Required work: List the records as a numbered list, starting at the line that contains "Identify all the" and ending at the line that contains "47, 176, 54]", with both of those lines included. Leave out any blank lines.

Recorded information:
__________________________________________________

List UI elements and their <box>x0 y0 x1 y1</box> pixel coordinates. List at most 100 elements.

__________________________________________________

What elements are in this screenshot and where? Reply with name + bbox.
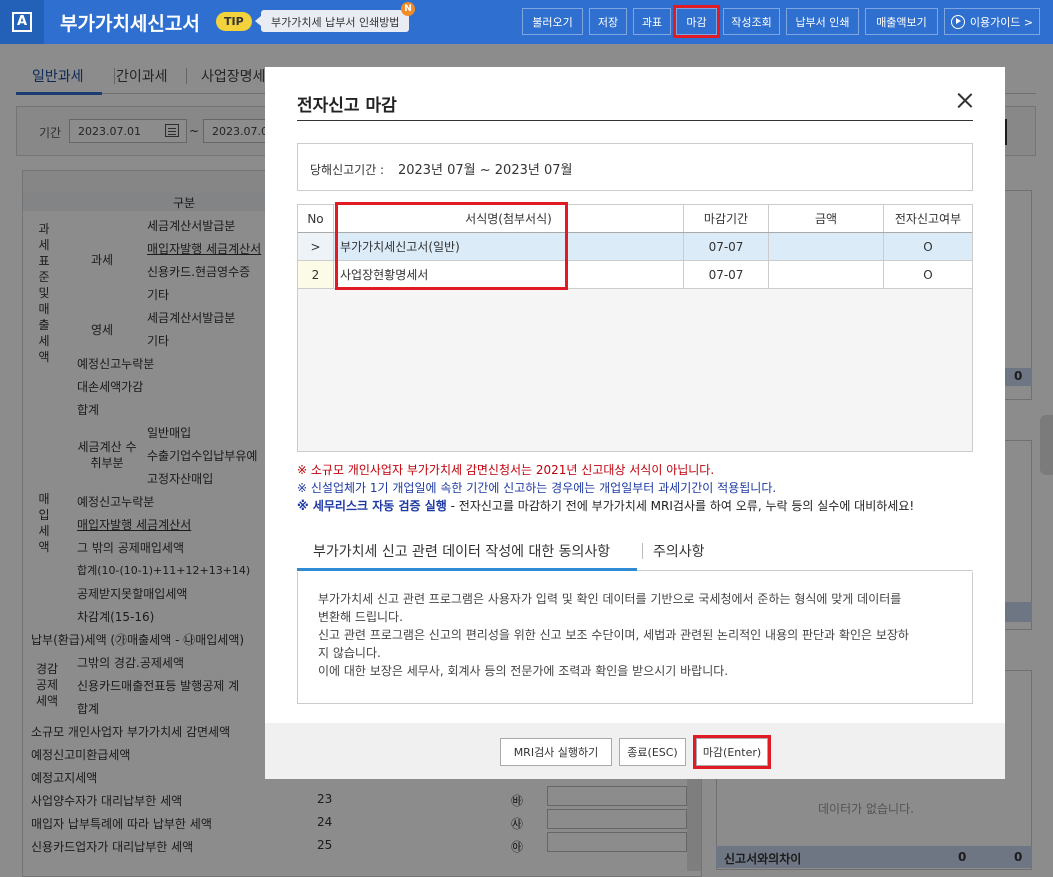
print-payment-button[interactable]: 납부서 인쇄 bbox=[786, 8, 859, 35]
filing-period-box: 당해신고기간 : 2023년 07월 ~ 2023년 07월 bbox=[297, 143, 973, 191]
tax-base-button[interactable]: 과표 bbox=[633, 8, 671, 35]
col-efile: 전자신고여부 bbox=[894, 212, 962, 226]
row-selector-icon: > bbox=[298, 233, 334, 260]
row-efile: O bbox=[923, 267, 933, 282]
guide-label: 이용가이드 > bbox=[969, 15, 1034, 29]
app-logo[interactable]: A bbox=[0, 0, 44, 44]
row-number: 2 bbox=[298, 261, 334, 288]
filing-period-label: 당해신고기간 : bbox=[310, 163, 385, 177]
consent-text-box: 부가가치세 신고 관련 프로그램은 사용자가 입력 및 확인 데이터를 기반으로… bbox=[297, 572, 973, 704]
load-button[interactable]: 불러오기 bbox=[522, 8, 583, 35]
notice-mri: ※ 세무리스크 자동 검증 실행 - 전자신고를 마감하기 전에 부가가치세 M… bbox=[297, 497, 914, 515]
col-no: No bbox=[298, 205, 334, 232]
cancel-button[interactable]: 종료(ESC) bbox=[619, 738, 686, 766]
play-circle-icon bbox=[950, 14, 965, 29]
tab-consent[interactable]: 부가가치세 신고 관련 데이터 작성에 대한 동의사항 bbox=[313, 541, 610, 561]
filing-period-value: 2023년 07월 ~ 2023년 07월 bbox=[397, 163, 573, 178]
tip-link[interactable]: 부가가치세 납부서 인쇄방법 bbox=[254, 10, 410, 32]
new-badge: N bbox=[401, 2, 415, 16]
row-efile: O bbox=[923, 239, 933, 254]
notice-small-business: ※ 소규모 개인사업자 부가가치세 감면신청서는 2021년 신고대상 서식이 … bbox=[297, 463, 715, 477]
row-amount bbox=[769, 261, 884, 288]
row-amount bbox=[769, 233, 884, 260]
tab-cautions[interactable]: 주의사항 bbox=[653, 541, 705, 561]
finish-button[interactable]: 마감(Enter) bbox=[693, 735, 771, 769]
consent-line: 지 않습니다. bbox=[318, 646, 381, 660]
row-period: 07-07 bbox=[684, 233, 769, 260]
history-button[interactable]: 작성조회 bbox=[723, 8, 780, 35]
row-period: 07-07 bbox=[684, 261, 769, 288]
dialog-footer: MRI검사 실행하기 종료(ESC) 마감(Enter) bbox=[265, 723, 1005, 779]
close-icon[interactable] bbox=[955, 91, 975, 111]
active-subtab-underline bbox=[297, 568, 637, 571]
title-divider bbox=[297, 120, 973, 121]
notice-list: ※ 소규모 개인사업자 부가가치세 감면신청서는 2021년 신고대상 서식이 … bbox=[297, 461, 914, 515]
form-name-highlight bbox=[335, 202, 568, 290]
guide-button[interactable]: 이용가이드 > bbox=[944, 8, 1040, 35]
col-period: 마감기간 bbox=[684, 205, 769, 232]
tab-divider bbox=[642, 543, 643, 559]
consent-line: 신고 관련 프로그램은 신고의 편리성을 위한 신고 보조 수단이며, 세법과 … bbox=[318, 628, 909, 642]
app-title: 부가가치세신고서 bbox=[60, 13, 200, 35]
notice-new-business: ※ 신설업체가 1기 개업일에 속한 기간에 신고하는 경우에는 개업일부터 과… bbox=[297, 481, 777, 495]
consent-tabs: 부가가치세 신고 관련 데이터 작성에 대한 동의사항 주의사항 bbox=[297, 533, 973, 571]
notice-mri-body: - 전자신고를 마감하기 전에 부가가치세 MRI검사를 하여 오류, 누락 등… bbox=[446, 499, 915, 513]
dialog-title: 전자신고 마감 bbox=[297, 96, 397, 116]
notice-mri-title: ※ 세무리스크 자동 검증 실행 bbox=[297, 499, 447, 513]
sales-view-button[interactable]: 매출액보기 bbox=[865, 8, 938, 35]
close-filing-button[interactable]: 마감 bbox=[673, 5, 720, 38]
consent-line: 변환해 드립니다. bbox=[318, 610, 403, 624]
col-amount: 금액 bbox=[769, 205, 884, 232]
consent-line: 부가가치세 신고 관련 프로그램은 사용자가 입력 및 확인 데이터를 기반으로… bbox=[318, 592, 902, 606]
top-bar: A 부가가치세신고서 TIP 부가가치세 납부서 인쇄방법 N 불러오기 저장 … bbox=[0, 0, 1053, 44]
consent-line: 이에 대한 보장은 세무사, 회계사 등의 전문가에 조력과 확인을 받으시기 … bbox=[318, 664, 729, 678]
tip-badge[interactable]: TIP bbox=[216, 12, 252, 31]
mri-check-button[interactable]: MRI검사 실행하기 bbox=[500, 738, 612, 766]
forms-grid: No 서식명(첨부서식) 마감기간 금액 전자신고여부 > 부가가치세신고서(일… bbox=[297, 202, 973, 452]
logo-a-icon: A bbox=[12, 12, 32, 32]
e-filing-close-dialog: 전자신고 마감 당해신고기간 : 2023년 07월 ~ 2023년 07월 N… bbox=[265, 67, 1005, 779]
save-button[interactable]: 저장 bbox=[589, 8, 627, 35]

__________________________________________________

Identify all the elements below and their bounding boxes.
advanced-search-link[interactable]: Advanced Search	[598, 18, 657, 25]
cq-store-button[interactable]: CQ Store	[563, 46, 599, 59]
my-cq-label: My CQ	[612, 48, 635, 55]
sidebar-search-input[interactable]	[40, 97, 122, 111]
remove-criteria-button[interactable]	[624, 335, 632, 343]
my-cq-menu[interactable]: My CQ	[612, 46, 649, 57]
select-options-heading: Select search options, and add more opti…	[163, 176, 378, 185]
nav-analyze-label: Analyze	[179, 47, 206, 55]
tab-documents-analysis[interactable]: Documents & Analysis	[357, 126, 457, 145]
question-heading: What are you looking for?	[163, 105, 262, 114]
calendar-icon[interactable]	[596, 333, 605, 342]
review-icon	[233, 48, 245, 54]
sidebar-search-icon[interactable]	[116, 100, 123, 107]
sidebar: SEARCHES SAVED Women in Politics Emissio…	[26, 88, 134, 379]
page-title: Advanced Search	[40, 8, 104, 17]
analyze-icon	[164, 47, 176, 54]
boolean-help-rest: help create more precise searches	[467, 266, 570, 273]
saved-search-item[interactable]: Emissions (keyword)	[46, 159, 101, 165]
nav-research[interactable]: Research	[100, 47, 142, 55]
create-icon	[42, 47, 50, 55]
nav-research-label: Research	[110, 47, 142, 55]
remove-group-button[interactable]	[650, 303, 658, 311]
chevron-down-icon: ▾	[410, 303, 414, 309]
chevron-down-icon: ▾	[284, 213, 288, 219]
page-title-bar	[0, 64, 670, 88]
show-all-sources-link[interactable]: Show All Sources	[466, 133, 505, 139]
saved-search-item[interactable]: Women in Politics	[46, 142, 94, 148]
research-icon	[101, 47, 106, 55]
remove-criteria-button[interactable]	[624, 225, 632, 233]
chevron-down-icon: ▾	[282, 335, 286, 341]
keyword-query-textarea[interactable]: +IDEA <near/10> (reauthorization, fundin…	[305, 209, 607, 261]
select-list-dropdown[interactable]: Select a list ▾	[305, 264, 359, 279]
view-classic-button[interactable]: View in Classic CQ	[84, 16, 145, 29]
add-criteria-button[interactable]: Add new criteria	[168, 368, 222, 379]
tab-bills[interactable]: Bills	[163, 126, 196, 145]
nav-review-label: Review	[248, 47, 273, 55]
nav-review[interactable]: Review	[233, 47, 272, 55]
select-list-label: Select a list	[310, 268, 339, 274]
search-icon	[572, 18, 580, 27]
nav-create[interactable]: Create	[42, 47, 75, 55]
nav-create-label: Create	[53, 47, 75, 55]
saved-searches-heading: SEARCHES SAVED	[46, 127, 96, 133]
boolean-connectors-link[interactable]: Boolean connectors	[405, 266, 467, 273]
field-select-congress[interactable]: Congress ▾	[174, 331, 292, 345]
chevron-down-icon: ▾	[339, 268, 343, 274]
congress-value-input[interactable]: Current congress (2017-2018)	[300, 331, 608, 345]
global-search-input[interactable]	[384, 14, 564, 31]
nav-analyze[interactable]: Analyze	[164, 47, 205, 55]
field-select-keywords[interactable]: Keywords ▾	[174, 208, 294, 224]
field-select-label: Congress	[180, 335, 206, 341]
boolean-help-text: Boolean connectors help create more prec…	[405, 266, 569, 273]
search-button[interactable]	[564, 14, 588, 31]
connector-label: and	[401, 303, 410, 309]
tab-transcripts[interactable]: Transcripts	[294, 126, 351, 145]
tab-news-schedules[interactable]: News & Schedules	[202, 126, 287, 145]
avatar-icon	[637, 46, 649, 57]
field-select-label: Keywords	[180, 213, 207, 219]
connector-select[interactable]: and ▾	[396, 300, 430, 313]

__________________________________________________

Output:
1. Identify all the elements below and their bounding boxes.
2. advanced-search-link[interactable]: Advanced Search	[598, 18, 657, 25]
3. cq-store-button[interactable]: CQ Store	[563, 46, 599, 59]
4. my-cq-label: My CQ	[612, 48, 635, 55]
5. sidebar-search-input[interactable]	[40, 97, 122, 111]
6. remove-criteria-button[interactable]	[624, 335, 632, 343]
7. my-cq-menu[interactable]: My CQ	[612, 46, 649, 57]
8. select-options-heading: Select search options, and add more opti…	[163, 176, 378, 185]
9. nav-analyze-label: Analyze	[179, 47, 206, 55]
10. tab-documents-analysis[interactable]: Documents & Analysis	[357, 126, 457, 145]
11. question-heading: What are you looking for?	[163, 105, 262, 114]
12. calendar-icon[interactable]	[596, 333, 605, 342]
13. review-icon	[233, 48, 245, 54]
14. sidebar-search-icon[interactable]	[116, 100, 123, 107]
15. sidebar: SEARCHES SAVED Women in Politics Emissio…	[26, 88, 134, 379]
16. page-title: Advanced Search	[40, 8, 104, 17]
17. analyze-icon	[164, 47, 176, 54]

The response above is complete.